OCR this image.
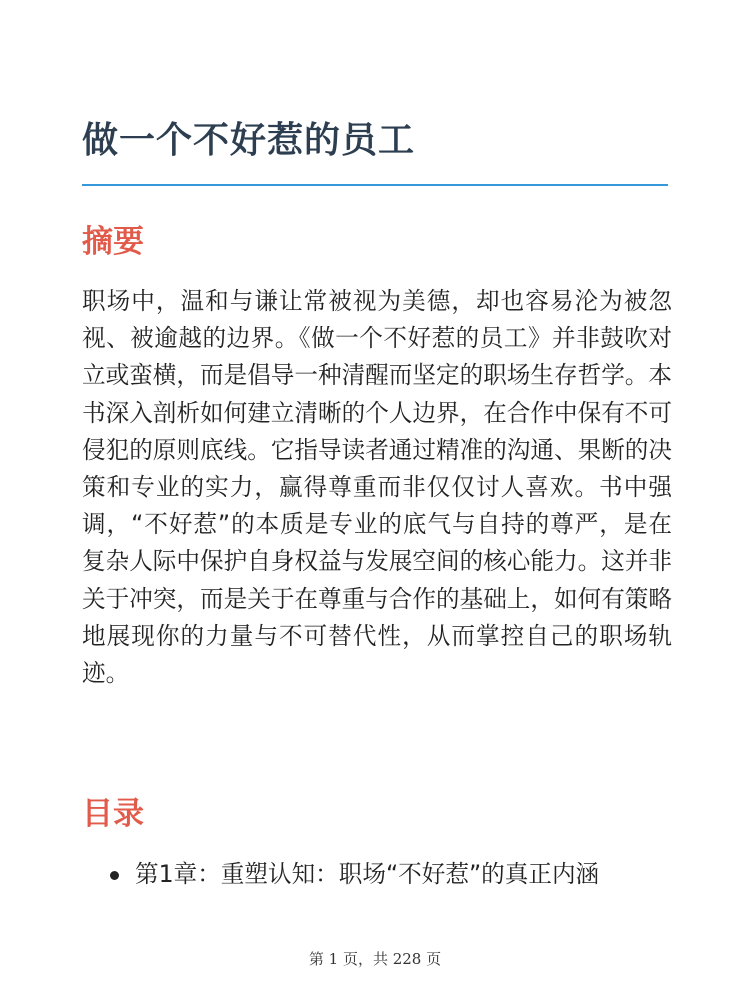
做一个不好惹的员工
摘要

职场中，温和与谦让常被视为美德，却也容易沦为被忽视、被逾越的边界。《做一个不好惹的员工》并非鼓吹对立或蛮横，而是倡导一种清醒而坚定的职场生存哲学。本书深入剖析如何建立清晰的个人边界，在合作中保有不可侵犯的原则底线。它指导读者通过精准的沟通、果断的决策和专业的实力，赢得尊重而非仅仅讨人喜欢。书中强调，“不好惹”的本质是专业的底气与自持的尊严，是在复杂人际中保护自身权益与发展空间的核心能力。这并非关于冲突，而是关于在尊重与合作的基础上，如何有策略地展现你的力量与不可替代性，从而掌控自己的职场轨迹。

目录
第1章：重塑认知：职场“不好惹”的真正内涵
第 1 页，共 228 页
________
■ **CHALLENGE**:
Do not include images; quote all of the entries above exactly.

■ **EXERCISE RESPONSE**:
OCR this image.
做一个不好惹的员工
摘要

职场中，温和与谦让常被视为美德，却也容易沦为被忽视、被逾越的边界。《做一个不好惹的员工》并非鼓吹对立或蛮横，而是倡导一种清醒而坚定的职场生存哲学。本书深入剖析如何建立清晰的个人边界，在合作中保有不可侵犯的原则底线。它指导读者通过精准的沟通、果断的决策和专业的实力，赢得尊重而非仅仅讨人喜欢。书中强调，“不好惹”的本质是专业的底气与自持的尊严，是在复杂人际中保护自身权益与发展空间的核心能力。这并非关于冲突，而是关于在尊重与合作的基础上，如何有策略地展现你的力量与不可替代性，从而掌控自己的职场轨迹。

目录
第1章：重塑认知：职场“不好惹”的真正内涵
第 1 页，共 228 页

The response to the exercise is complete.